#### [DO THIS]
Print the entries below in their entirety, exactly as they are written.

════════════════

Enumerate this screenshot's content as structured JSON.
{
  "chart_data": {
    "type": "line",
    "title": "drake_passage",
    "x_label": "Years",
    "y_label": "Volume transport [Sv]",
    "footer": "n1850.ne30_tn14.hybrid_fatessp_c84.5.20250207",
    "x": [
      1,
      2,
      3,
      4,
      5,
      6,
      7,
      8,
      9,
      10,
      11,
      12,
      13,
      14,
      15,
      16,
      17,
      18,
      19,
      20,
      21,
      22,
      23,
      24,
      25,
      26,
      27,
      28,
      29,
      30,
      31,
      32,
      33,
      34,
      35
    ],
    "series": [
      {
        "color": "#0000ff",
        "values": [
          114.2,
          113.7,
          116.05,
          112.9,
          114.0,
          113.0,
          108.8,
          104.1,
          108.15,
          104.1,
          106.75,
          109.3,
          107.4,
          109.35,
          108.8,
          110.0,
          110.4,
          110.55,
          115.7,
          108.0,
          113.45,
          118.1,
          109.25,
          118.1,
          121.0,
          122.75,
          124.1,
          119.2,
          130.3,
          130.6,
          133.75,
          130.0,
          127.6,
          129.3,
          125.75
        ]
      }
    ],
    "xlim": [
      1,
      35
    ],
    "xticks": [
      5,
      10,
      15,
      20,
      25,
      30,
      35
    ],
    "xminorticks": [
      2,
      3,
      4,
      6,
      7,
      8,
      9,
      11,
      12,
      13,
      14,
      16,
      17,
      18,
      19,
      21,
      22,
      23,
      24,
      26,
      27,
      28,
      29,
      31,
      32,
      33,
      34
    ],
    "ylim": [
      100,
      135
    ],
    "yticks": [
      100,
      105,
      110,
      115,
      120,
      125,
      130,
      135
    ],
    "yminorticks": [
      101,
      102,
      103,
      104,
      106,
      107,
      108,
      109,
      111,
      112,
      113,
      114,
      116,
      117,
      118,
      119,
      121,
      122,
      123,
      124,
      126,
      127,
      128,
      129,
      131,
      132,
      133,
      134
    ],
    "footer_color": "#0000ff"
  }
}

════════════════

#### [CORRECT RESPONSE]
Enumerate this screenshot's content as structured JSON.
{
  "chart_data": {
    "type": "line",
    "title": "drake_passage",
    "x_label": "Years",
    "y_label": "Volume transport [Sv]",
    "footer": "n1850.ne30_tn14.hybrid_fatessp_c84.5.20250207",
    "x": [
      1,
      2,
      3,
      4,
      5,
      6,
      7,
      8,
      9,
      10,
      11,
      12,
      13,
      14,
      15,
      16,
      17,
      18,
      19,
      20,
      21,
      22,
      23,
      24,
      25,
      26,
      27,
      28,
      29,
      30,
      31,
      32,
      33,
      34,
      35
    ],
    "series": [
      {
        "color": "#0000ff",
        "values": [
          114.2,
          113.7,
          116.05,
          112.9,
          114.0,
          113.0,
          108.8,
          104.1,
          108.15,
          104.1,
          106.75,
          109.3,
          107.4,
          109.35,
          108.8,
          110.0,
          110.4,
          110.55,
          115.7,
          108.0,
          113.45,
          118.1,
          109.25,
          118.1,
          121.0,
          122.75,
          124.1,
          119.2,
          130.3,
          130.6,
          133.75,
          130.0,
          127.6,
          129.3,
          125.75
        ]
      }
    ],
    "xlim": [
      1,
      35
    ],
    "xticks": [
      5,
      10,
      15,
      20,
      25,
      30,
      35
    ],
    "xminorticks": [
      2,
      3,
      4,
      6,
      7,
      8,
      9,
      11,
      12,
      13,
      14,
      16,
      17,
      18,
      19,
      21,
      22,
      23,
      24,
      26,
      27,
      28,
      29,
      31,
      32,
      33,
      34
    ],
    "ylim": [
      100,
      135
    ],
    "yticks": [
      100,
      105,
      110,
      115,
      120,
      125,
      130,
      135
    ],
    "yminorticks": [
      101,
      102,
      103,
      104,
      106,
      107,
      108,
      109,
      111,
      112,
      113,
      114,
      116,
      117,
      118,
      119,
      121,
      122,
      123,
      124,
      126,
      127,
      128,
      129,
      131,
      132,
      133,
      134
    ],
    "footer_color": "#0000ff"
  }
}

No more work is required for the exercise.